» **REQUIRED TASK**: Where does the string "Superset" appear in the records? Copy every line that contains it.

::: RECORDS FOR THE EXERCISE :::

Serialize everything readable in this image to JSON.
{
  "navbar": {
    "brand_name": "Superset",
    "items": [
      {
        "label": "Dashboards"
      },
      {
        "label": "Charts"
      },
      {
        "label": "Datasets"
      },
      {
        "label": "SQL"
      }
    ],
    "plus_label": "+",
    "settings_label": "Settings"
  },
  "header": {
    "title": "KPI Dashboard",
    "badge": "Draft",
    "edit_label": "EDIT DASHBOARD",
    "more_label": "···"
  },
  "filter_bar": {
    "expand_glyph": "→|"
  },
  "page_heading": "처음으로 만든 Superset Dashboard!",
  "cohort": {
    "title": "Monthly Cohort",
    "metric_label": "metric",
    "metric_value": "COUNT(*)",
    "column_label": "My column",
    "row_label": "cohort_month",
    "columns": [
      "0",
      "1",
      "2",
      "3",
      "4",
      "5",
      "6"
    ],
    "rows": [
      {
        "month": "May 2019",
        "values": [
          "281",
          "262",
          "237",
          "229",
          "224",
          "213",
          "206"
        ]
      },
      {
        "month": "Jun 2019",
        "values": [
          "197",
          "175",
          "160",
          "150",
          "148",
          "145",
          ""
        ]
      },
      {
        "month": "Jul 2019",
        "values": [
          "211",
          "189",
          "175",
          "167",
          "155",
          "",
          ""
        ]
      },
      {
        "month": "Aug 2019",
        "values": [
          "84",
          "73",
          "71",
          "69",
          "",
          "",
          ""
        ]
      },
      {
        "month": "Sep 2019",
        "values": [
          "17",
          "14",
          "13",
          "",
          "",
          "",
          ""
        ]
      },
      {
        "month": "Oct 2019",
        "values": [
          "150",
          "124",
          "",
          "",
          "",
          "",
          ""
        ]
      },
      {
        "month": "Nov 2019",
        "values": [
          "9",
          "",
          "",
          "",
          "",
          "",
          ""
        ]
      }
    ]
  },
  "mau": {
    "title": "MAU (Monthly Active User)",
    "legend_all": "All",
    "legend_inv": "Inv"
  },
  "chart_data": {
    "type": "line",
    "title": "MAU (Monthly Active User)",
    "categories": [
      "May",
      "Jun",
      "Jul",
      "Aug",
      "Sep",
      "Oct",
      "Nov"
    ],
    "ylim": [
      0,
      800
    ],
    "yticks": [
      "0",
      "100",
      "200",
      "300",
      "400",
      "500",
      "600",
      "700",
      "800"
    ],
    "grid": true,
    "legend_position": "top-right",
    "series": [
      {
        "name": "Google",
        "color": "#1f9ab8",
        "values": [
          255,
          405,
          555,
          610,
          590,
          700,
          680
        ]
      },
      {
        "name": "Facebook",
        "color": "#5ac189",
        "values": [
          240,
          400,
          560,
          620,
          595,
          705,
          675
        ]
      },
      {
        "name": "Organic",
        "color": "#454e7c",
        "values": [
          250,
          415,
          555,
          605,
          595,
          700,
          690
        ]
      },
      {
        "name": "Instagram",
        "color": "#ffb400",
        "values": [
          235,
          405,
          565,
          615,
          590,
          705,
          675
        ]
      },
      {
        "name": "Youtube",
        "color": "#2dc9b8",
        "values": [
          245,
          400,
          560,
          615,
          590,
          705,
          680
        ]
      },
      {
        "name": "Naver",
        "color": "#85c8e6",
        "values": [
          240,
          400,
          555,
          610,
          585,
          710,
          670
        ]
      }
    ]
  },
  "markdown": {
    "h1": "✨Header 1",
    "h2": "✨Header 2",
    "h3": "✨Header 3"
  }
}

:::

» **FULL ANSWER**:
    "brand_name": "Superset",
  "page_heading": "처음으로 만든 Superset Dashboard!",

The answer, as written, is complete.